◆ RECORDS SHOWN
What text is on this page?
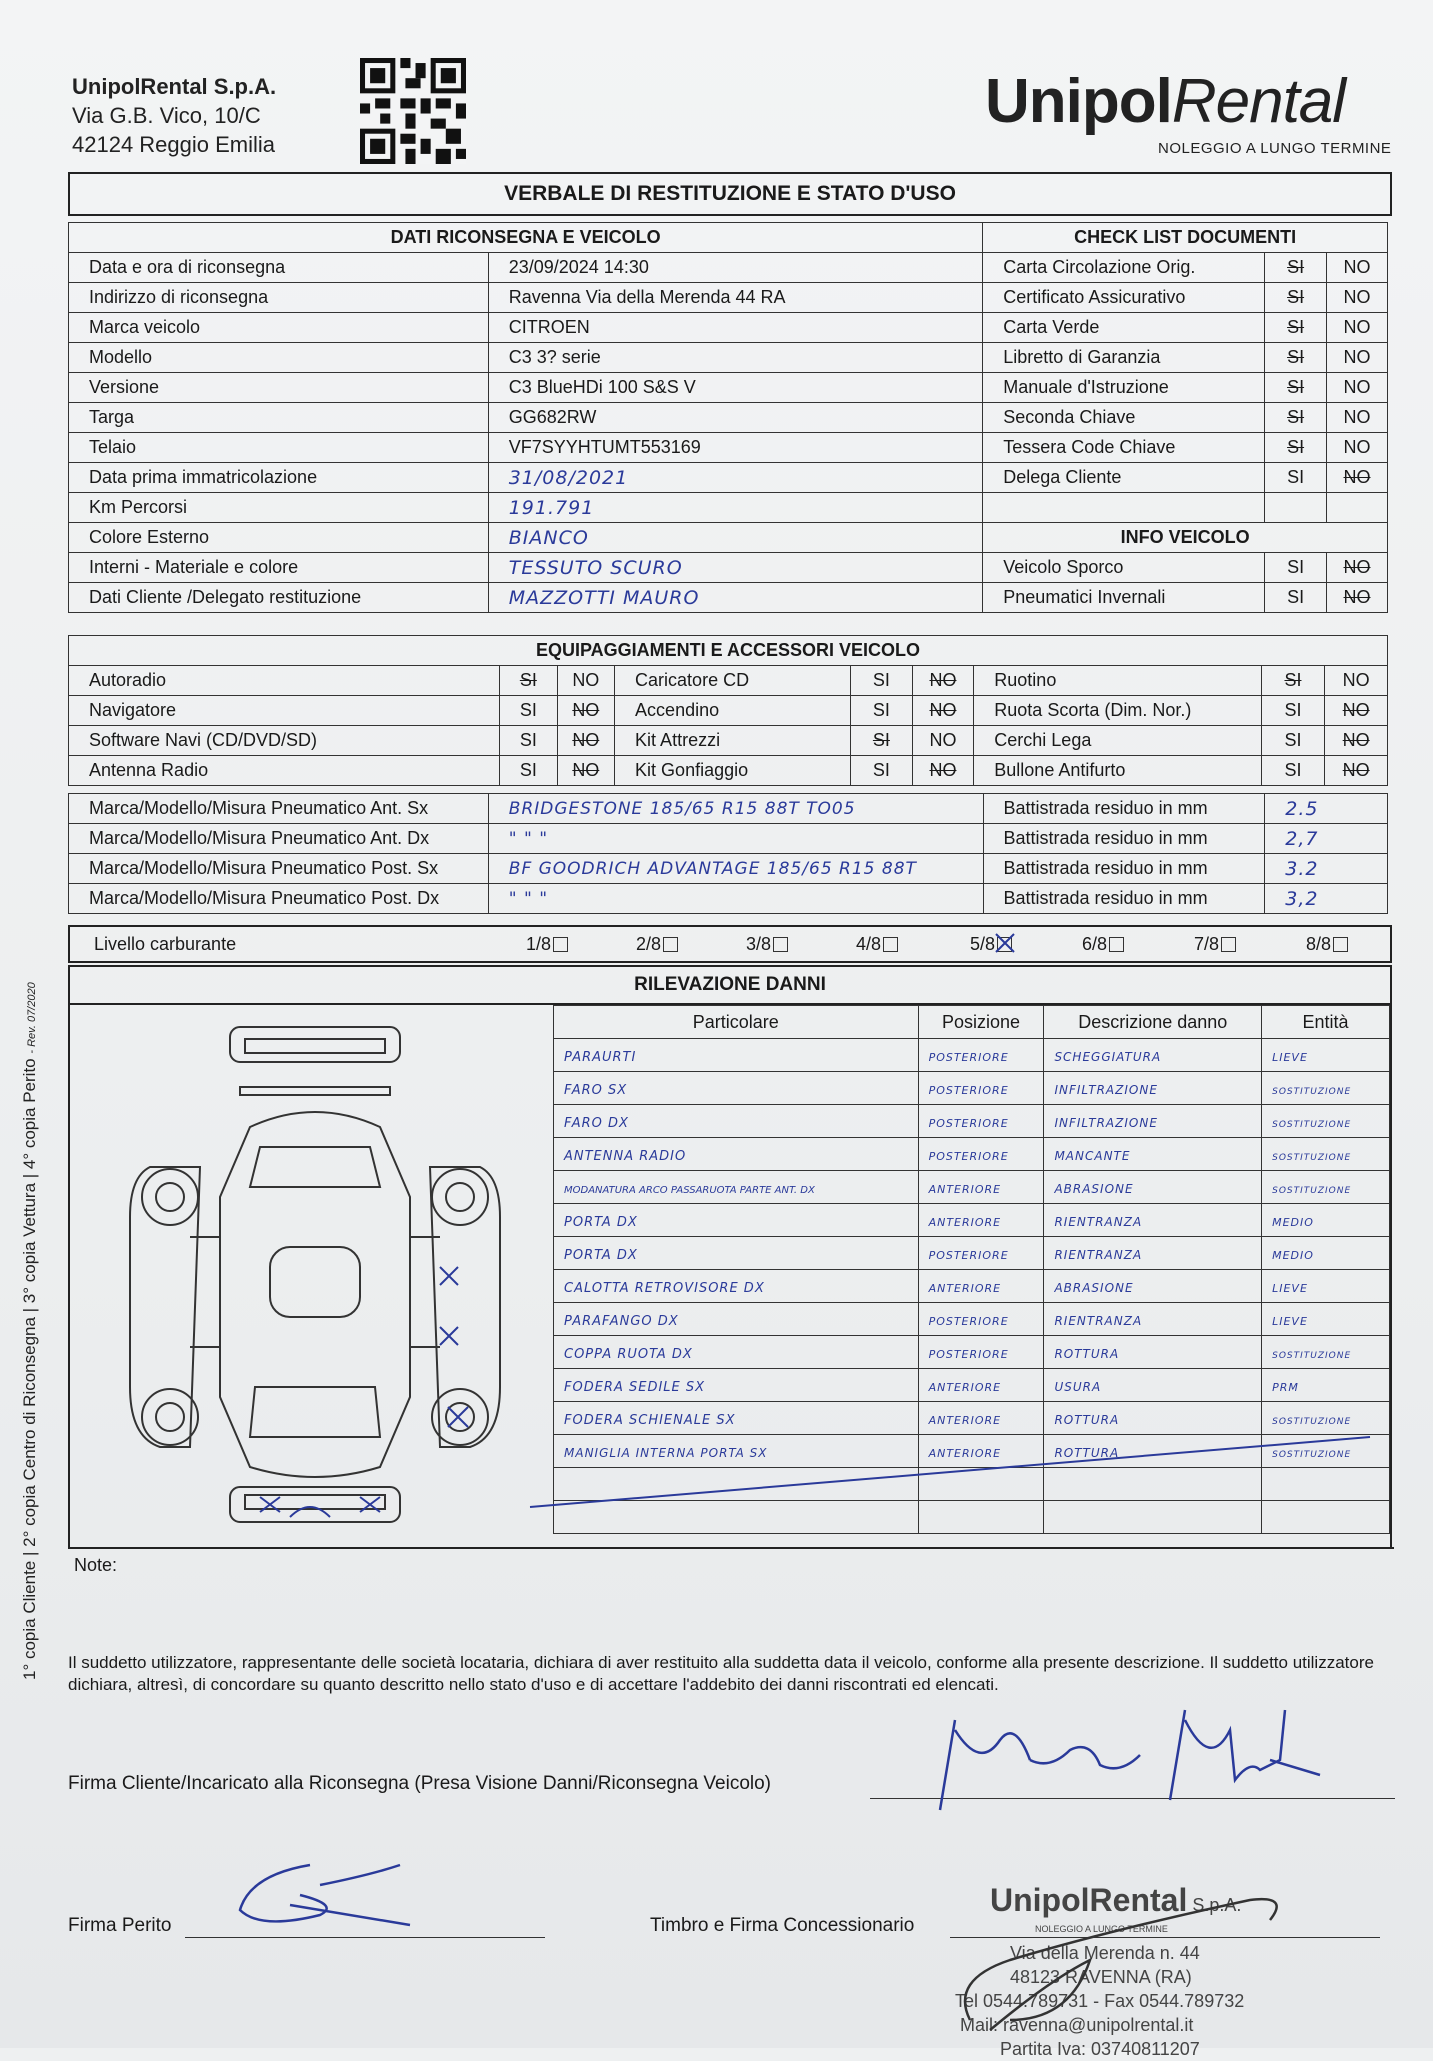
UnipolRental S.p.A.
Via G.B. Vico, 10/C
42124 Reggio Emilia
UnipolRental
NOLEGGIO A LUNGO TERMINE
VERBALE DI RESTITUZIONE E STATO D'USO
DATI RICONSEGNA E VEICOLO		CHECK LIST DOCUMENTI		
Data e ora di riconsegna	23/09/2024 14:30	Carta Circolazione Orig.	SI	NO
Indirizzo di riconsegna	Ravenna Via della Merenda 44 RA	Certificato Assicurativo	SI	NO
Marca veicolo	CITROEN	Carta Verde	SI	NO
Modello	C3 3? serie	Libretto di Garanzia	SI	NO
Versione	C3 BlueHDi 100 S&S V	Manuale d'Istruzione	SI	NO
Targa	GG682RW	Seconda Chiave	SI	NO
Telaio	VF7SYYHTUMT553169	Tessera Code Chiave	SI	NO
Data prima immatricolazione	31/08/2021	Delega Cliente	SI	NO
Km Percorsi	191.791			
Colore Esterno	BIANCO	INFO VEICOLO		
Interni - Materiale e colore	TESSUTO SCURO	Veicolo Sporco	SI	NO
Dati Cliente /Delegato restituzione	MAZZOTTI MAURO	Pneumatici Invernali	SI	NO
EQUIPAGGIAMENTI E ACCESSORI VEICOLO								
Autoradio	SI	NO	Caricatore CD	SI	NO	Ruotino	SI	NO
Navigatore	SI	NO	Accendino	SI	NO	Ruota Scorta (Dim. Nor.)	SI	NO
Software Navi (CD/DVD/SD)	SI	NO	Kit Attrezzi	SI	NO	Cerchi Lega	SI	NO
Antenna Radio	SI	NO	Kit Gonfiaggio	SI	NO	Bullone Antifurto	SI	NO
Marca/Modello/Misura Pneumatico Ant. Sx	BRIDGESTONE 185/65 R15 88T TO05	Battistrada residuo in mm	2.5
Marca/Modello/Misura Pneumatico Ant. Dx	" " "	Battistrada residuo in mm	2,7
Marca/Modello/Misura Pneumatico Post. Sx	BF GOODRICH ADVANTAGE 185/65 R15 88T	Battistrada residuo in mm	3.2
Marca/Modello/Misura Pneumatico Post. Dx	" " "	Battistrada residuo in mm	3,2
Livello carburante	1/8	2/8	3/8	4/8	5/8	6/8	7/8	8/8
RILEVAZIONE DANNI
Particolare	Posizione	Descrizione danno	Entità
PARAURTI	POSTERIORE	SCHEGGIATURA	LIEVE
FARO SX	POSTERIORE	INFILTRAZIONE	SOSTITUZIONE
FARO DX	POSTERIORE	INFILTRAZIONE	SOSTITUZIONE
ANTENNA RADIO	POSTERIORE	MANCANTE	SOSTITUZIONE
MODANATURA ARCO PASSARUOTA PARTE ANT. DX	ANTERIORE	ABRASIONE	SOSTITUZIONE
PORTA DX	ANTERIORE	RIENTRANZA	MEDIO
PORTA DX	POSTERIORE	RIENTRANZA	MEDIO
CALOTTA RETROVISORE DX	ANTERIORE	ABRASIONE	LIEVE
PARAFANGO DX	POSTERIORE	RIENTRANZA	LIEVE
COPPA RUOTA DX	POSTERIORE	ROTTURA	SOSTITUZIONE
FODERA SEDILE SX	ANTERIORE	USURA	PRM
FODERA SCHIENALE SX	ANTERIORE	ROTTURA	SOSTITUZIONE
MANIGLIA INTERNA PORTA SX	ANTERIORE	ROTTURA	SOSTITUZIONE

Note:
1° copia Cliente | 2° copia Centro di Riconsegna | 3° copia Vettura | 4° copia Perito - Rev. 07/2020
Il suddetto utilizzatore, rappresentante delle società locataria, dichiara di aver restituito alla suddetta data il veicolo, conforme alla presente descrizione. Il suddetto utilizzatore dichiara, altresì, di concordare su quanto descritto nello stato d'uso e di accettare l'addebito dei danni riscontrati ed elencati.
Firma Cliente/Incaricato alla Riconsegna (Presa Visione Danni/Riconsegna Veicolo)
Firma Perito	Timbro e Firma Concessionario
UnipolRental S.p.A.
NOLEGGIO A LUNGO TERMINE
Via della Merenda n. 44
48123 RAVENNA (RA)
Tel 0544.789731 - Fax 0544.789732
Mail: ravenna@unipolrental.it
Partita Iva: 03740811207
==
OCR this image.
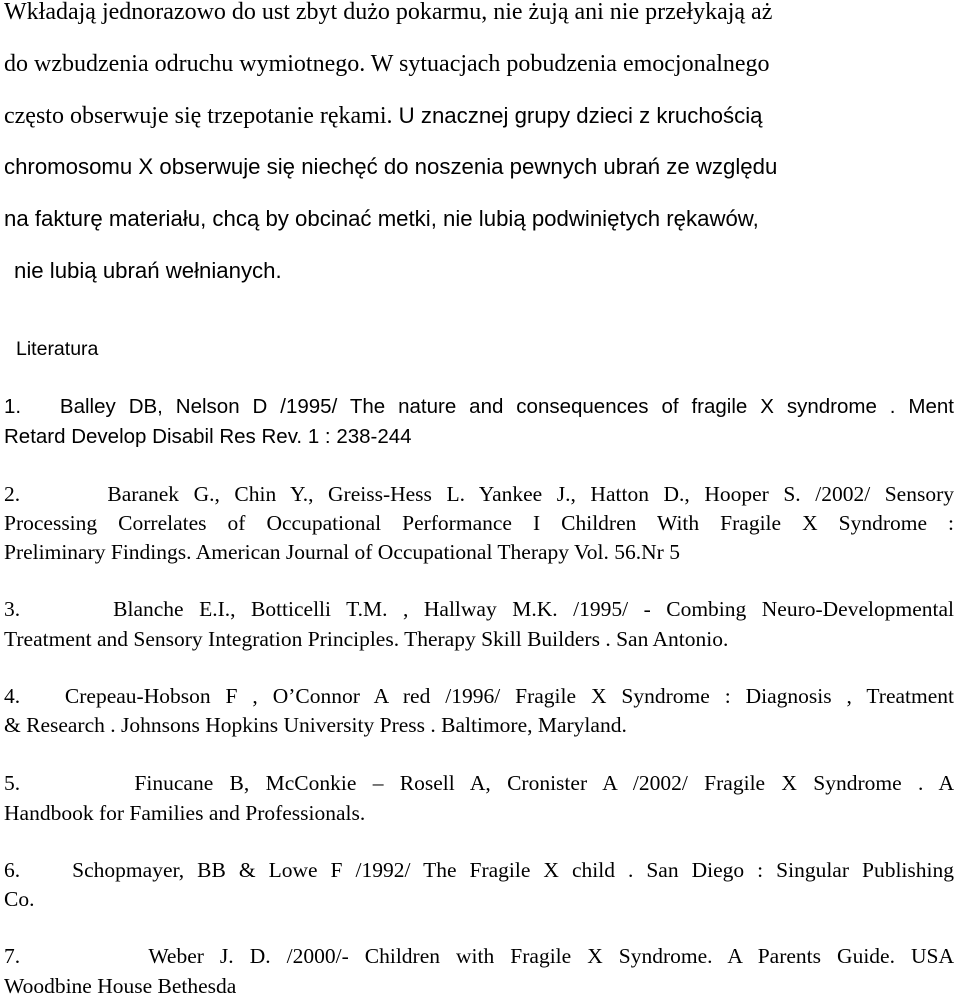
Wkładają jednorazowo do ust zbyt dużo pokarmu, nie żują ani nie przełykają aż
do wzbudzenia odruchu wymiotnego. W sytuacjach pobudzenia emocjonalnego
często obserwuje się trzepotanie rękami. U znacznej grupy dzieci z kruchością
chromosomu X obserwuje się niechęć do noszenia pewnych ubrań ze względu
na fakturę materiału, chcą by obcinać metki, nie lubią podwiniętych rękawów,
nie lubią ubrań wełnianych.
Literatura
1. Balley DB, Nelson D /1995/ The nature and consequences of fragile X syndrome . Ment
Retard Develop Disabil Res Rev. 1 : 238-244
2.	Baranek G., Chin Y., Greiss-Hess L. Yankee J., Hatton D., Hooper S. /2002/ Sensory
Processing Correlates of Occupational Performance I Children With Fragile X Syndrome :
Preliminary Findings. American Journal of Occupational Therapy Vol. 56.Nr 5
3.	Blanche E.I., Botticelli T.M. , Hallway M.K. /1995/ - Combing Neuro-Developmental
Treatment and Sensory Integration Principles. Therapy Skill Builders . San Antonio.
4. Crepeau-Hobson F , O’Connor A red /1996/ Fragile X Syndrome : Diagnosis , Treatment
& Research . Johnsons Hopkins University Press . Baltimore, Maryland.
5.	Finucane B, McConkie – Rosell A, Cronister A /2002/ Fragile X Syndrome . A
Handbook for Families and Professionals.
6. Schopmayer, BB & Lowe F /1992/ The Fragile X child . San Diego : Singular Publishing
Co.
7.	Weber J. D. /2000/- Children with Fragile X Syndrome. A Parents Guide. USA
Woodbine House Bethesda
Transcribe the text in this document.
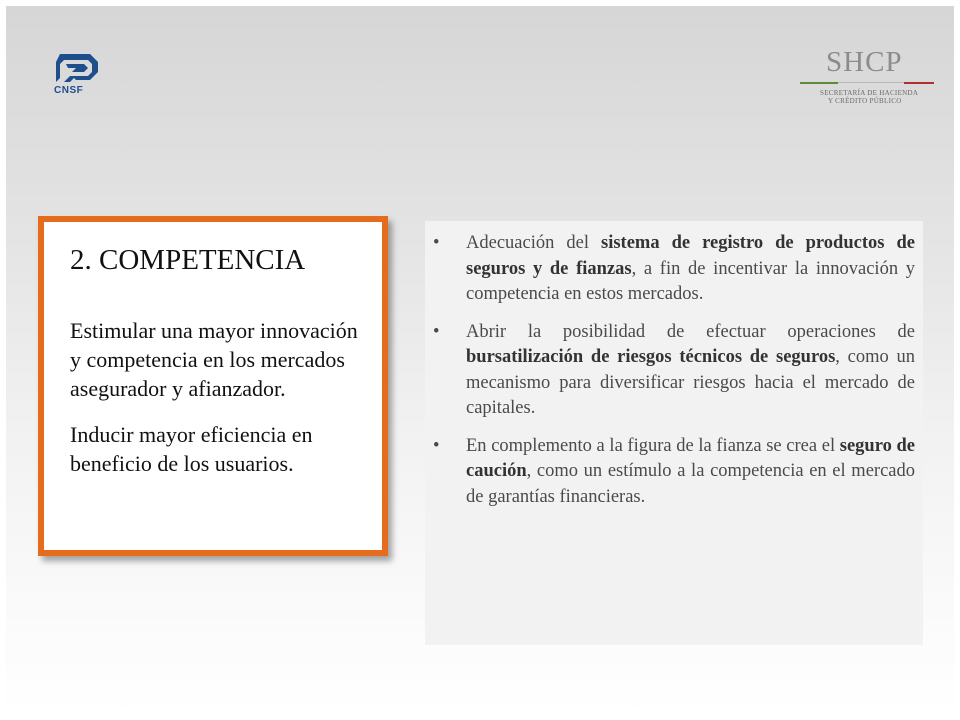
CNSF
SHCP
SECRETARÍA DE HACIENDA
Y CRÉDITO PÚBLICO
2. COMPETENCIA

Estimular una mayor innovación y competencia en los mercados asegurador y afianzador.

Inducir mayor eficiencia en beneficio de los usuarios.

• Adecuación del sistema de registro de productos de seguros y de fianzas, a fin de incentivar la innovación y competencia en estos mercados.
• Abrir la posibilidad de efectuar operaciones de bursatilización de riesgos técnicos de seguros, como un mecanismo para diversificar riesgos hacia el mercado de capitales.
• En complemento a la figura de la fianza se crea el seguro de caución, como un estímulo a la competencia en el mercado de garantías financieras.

◆ INSTRUCTION
Extract from the material all lines containing the string "Marca".

◆ FULL SOLUTION
Marca veicolo	CITROEN	Carta Verde	SI	NO
Marca/Modello/Misura Pneumatico Ant. Sx	BRIDGESTONE 185/65 R15 88T TO05	Battistrada residuo in mm	2.5
Marca/Modello/Misura Pneumatico Ant. Dx	" " "	Battistrada residuo in mm	2,7
Marca/Modello/Misura Pneumatico Post. Sx	BF GOODRICH ADVANTAGE 185/65 R15 88T	Battistrada residuo in mm	3.2
Marca/Modello/Misura Pneumatico Post. Dx	" " "	Battistrada residuo in mm	3,2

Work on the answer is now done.